→ **Selected passage**:
>>>>
The technique of balloon dilatation involves introducing the balloon into the centre of the stricture and then expanding it with air or water to a pressure of about 40 psi, after which it is left in situ for about 5 minutes; once the balloon has been deflated, the stricture is checked to determine whether it has been unblocked and whether the diameter achieved is sufficient. Oesophageal dilatation is usually associated with superficial lacerations of the oesophageal mucosa and bleeding that resolves spontaneously and rapidly; these endoscopic findings are considered evidence of breakage of the submucosal fibrin bridges and are, therefore, evaluated positively (Fig. 6). Further dilatations can be performed in the same session or larger dilators may be used. After 2 or 3 days, it is advisable to ascertain whether the luminal diameter obtained with the preceding dilatation has been maintained or whether the fibrous stricture has re-formed and the diameter has, therefore, decreased again. Indeed, the main complication of the treatment of strictures is recurrence. In general, two or three dilatations are performed weekly, for a total of between two and eight to ten dilatations in the most complex cases. There are numerous variables involved in the balloon dilatation technique: the number of dilatations in the same session and in a week, the duration of the dilatation, the content of the balloon, treatment associated with the dilatation and the luminal diameter considered sufficient after the dilatation. No comprehensive studies have compared these variables which are, therefore, used subjectively. Conventionally, it is considered that a diameter of at least 1 cm in cats and small breeds of dogs (≤ 10 kg) and at least 1.5 cm in medium-sized and large breeds of dogs is sufficient for a functional recovery of the oesophagus.

When using rigid dilators the procedure involves introducing the narrower part of the instrument into the stricture; subsequently, the progressive longitudinal pressure and the increase in diameter of the bougie should break the fibrous tissue. The number, duration and frequency of the bougienages vary, as with the technique of balloon dilatation.

Some recent studies in both humans and animals seem to demonstrate that local application of steroids (triamcinolone) by intralesional injection through a Wang’s needle under endoscopic control is able to slow or inhibit stricture formation and limit recurrences after balloon dilatation. In the presence of severe oesophagitis associated with the stricture, it is advisable to introduce a Pezzer catheter (PEG) for gastric nutrition ]with the purpose of accelerating healing of the oesophagus.
<<<<
→ **Data under study**:
>>>>
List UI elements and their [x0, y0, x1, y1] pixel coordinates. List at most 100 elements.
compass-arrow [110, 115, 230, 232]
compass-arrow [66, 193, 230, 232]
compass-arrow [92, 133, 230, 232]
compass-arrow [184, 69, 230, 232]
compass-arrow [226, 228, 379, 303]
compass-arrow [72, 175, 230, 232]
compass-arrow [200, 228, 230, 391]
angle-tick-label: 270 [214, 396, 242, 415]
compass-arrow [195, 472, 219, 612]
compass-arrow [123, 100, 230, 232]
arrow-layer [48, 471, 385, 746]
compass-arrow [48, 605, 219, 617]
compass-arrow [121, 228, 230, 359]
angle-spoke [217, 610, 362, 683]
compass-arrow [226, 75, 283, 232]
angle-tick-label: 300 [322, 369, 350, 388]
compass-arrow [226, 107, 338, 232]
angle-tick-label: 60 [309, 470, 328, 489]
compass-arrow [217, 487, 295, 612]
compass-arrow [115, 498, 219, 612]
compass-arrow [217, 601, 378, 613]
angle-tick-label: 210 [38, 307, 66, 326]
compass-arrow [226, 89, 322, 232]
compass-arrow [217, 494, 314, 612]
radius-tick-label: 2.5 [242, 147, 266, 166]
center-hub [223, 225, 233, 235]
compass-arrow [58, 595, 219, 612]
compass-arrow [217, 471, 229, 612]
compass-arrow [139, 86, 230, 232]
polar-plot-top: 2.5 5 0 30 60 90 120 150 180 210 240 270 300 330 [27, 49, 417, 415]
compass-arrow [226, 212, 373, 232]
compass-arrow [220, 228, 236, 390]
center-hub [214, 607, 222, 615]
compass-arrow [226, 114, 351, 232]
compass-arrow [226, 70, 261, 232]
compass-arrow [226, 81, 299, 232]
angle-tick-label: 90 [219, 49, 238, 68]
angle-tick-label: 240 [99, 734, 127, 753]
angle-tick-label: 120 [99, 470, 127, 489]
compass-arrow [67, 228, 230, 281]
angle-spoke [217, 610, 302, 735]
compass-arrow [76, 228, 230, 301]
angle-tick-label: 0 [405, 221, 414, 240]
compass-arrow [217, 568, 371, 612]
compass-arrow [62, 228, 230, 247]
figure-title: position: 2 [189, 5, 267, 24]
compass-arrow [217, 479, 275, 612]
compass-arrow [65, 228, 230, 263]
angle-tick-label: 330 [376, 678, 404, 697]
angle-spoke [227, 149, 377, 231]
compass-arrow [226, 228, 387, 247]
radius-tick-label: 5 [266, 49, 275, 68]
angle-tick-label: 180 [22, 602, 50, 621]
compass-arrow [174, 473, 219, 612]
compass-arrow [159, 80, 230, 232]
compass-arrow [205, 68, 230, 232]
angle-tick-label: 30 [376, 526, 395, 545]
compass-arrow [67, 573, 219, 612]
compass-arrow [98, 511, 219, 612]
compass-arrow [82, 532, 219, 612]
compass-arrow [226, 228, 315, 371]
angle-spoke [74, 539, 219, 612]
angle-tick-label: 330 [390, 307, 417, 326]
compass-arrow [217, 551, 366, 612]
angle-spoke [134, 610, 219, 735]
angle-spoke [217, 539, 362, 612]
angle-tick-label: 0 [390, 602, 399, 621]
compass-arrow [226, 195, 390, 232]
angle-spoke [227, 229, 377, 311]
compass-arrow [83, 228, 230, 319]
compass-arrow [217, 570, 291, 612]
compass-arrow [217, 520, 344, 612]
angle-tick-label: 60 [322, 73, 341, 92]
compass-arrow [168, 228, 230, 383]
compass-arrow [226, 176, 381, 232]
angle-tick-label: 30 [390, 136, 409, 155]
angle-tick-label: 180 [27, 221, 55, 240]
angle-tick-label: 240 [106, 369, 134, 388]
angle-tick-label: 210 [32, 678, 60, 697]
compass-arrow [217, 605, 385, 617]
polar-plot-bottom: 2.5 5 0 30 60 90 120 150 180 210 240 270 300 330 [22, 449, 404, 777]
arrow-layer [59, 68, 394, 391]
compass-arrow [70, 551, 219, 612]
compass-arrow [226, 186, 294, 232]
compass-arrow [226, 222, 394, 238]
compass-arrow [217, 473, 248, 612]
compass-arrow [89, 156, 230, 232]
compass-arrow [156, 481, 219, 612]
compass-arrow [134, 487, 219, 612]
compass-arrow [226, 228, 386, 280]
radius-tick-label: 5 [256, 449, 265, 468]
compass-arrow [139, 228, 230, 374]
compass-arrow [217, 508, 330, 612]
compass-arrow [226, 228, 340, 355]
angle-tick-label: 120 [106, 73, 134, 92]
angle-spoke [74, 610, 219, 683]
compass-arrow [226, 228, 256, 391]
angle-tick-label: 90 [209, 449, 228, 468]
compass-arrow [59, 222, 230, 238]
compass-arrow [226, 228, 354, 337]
<<<<
→ **Work order 1**:
In the dilatation passage, to what pressure is the balloon expanded?
→ **Work order 2**:
Rewrite the section of the dilatation passage that begins with the words containing "Some recent studies" and ends with "healing of the oesophagus.", substituting "corticosteroids" for "steroids".
Answer from the dilatation passage alone, without using the material.

→ **Reply 1**:
About 40 psi.

→ **Reply 2**:
Some recent studies in both humans and animals seem to demonstrate that local application of corticosteroids (triamcinolone) by intralesional injection through a Wang’s needle under endoscopic control is able to slow or inhibit stricture formation and limit recurrences after balloon dilatation. In the presence of severe oesophagitis associated with the stricture, it is advisable to introduce a Pezzer catheter (PEG) for gastric nutrition ]with the purpose of accelerating healing of the oesophagus.